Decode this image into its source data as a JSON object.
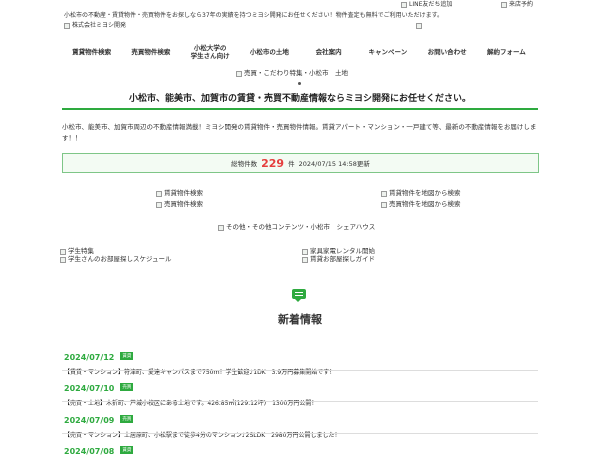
{
  "header": {
    "tagline": "小松市の不動産・賃貸物件・売買物件をお探しなら37年の実績を持つミヨシ開発にお任せください！物件査定も無料でご利用いただけます。",
    "logo_alt": "株式会社ミヨシ開発",
    "line_link": "LINE友だち追加",
    "visit_link": "来店予約"
  },
  "nav": {
    "items": [
      {
        "label": "賃貸物件検索"
      },
      {
        "label": "売買物件検索"
      },
      {
        "label": "小松大学の\n学生さん向け"
      },
      {
        "label": "小松市の土地"
      },
      {
        "label": "会社案内"
      },
      {
        "label": "キャンペーン"
      },
      {
        "label": "お問い合わせ"
      },
      {
        "label": "解約フォーム"
      }
    ]
  },
  "hero": {
    "image_alt": "売買・こだわり特集・小松市　土地",
    "headline": "小松市、能美市、加賀市の賃貸・売買不動産情報ならミヨシ開発にお任せください。",
    "description": "小松市、能美市、加賀市周辺の不動産情報満載！ミヨシ開発の賃貸物件・売買物件情報。賃貸アパート・マンション・一戸建て等、最新の不動産情報をお届けします！！"
  },
  "stats": {
    "label": "総物件数",
    "count": "229",
    "unit": "件",
    "updated": "2024/07/15 14:58更新"
  },
  "search_links": [
    "賃貸物件検索",
    "賃貸物件を地図から検索",
    "売買物件検索",
    "売買物件を地図から検索"
  ],
  "share_banner": "その他・その他コンテンツ・小松市　シェアハウス",
  "feature_links": [
    "学生特集",
    "家具家電レンタル開始",
    "学生さんのお部屋探しスケジュール",
    "賃貸お部屋探しガイド"
  ],
  "news": {
    "title": "新着情報",
    "items": [
      {
        "date": "2024/07/12",
        "badge": "賃貸",
        "text": "【賃貸・マンション】符津町、愛達キャンパスまで750ｍ！学生歓迎♪1DK　3.9万円募集開始です！"
      },
      {
        "date": "2024/07/10",
        "badge": "売買",
        "text": "【売買・土地】木折町、芦城小校区にある土地です。426.85㎡(129.12坪)　1300万円公開！"
      },
      {
        "date": "2024/07/09",
        "badge": "売買",
        "text": "【売買・マンション】土居原町、小松駅まで徒歩4分のマンション♪2SLDK　2980万円公開しました！"
      },
      {
        "date": "2024/07/08",
        "badge": "賃貸",
        "text": ""
      }
    ]
  },
  "colors": {
    "accent": "#2eaa3f",
    "count": "#e53e3e"
  }
}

### What the task requires
From the entries above, extract each line containing "マンション".

### Exercise result
    "description": "小松市、能美市、加賀市周辺の不動産情報満載！ミヨシ開発の賃貸物件・売買物件情報。賃貸アパート・マンション・一戸建て等、最新の不動産情報をお届けします！！"
        "text": "【賃貸・マンション】符津町、愛達キャンパスまで750ｍ！学生歓迎♪1DK　3.9万円募集開始です！"
        "text": "【売買・マンション】土居原町、小松駅まで徒歩4分のマンション♪2SLDK　2980万円公開しました！"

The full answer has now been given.